══ Recorded data
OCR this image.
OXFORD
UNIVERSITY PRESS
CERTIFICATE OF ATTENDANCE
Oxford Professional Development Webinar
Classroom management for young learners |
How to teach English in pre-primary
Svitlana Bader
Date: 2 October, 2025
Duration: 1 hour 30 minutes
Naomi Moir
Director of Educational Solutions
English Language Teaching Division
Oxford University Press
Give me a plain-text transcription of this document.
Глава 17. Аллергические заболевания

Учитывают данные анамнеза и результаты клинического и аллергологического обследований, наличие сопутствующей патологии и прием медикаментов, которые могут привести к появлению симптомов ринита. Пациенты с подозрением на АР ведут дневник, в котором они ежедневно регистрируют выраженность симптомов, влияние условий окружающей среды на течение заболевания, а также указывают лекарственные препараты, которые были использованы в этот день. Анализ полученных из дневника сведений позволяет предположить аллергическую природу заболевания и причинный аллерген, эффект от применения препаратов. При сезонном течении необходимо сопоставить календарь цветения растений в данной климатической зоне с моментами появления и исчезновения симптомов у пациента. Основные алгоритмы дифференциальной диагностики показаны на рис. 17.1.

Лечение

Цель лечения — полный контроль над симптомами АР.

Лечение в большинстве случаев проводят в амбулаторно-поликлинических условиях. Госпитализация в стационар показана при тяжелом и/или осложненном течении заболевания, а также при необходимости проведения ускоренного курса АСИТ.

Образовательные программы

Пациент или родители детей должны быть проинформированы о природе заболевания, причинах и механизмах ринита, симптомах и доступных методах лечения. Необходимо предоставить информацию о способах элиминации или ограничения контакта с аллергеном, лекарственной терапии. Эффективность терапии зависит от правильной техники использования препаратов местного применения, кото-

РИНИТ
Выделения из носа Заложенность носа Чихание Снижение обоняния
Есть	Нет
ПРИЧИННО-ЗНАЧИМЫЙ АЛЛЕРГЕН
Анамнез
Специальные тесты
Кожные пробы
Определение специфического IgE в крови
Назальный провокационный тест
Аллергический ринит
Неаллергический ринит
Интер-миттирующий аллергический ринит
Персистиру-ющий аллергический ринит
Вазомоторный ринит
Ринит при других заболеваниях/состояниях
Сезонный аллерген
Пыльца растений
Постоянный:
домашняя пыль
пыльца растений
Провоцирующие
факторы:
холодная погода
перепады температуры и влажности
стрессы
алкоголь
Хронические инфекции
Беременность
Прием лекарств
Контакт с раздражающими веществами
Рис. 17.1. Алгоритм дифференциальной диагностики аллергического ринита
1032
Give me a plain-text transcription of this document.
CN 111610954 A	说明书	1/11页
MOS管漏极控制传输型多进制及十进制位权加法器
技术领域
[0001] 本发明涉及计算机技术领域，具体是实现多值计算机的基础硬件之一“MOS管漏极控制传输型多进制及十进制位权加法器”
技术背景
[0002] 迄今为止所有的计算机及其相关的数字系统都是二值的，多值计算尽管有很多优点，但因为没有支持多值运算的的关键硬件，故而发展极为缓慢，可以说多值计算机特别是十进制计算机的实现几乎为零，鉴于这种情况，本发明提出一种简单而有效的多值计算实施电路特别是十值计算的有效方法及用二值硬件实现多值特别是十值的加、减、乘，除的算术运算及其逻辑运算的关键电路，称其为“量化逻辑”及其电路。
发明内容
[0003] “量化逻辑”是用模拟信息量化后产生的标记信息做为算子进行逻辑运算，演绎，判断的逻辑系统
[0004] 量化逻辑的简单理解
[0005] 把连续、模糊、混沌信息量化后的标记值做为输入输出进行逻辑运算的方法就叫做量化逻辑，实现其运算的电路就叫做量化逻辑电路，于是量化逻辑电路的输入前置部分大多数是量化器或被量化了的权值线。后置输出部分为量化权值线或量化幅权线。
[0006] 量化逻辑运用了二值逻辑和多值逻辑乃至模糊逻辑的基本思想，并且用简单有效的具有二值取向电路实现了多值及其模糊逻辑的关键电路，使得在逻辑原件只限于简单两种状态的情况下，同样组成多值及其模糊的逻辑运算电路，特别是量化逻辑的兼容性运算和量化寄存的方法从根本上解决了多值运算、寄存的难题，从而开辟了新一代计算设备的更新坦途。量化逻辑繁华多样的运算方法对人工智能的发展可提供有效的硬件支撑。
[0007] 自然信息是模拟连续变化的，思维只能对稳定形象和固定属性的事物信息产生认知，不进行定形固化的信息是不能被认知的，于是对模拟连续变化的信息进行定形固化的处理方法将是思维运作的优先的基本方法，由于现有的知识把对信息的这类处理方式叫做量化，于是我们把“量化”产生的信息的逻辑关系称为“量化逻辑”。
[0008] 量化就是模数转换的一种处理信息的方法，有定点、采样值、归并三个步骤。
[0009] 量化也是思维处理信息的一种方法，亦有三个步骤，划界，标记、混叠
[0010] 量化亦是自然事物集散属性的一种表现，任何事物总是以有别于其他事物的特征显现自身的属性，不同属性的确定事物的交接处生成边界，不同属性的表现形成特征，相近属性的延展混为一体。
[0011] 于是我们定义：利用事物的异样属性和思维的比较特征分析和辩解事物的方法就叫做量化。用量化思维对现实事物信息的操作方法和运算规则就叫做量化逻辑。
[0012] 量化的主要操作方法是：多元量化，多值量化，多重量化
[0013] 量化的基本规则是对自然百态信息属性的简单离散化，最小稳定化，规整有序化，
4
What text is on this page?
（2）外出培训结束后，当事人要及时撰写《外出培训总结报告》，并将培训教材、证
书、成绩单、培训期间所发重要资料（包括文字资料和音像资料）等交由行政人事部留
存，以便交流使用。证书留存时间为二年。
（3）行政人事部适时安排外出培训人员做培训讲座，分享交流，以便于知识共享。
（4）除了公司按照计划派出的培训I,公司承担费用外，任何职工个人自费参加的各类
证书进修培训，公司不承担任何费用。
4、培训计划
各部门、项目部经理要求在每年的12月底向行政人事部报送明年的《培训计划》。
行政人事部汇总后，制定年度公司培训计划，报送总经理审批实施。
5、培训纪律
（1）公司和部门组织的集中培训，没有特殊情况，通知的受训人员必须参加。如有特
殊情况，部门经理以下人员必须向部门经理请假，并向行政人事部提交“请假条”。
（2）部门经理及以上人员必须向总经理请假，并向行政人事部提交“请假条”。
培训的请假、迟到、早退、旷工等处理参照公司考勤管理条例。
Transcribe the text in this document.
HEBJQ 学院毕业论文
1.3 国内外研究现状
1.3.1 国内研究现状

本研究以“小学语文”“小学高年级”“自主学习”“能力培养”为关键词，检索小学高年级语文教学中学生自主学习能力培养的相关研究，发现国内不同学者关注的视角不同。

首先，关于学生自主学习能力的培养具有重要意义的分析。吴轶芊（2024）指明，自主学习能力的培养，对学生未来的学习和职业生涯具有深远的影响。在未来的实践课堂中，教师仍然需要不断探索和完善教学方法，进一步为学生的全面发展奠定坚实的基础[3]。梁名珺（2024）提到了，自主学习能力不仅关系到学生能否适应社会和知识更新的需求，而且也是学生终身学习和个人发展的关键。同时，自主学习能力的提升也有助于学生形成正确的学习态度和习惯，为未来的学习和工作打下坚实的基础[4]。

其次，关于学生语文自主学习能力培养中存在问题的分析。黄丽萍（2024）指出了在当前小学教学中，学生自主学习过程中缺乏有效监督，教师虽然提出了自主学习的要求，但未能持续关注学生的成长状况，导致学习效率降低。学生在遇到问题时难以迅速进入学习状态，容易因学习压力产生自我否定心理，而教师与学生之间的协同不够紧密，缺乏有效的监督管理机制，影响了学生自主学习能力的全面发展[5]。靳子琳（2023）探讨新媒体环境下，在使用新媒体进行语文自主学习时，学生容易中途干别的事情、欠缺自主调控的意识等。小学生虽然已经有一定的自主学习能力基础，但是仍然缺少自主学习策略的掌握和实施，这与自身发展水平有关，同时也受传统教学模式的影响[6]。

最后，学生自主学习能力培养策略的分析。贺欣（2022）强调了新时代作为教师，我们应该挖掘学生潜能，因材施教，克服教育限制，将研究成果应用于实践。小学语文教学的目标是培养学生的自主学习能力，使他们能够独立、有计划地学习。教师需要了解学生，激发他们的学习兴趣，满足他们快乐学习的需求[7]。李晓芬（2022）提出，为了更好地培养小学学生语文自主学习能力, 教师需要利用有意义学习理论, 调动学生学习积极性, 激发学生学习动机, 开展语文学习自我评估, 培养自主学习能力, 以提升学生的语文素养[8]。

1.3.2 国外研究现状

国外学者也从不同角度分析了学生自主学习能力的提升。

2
════
Reproduce every line from the entries that holds the word "Лечение".

Solution for this problem >>
Лечение
Лечение в большинстве случаев проводят в амбулаторно-поликлинических условиях. Госпитализация в стационар показана при тяжелом и/или осложненном течении заболевания, а также при необходимости проведения ускоренного курса АСИТ.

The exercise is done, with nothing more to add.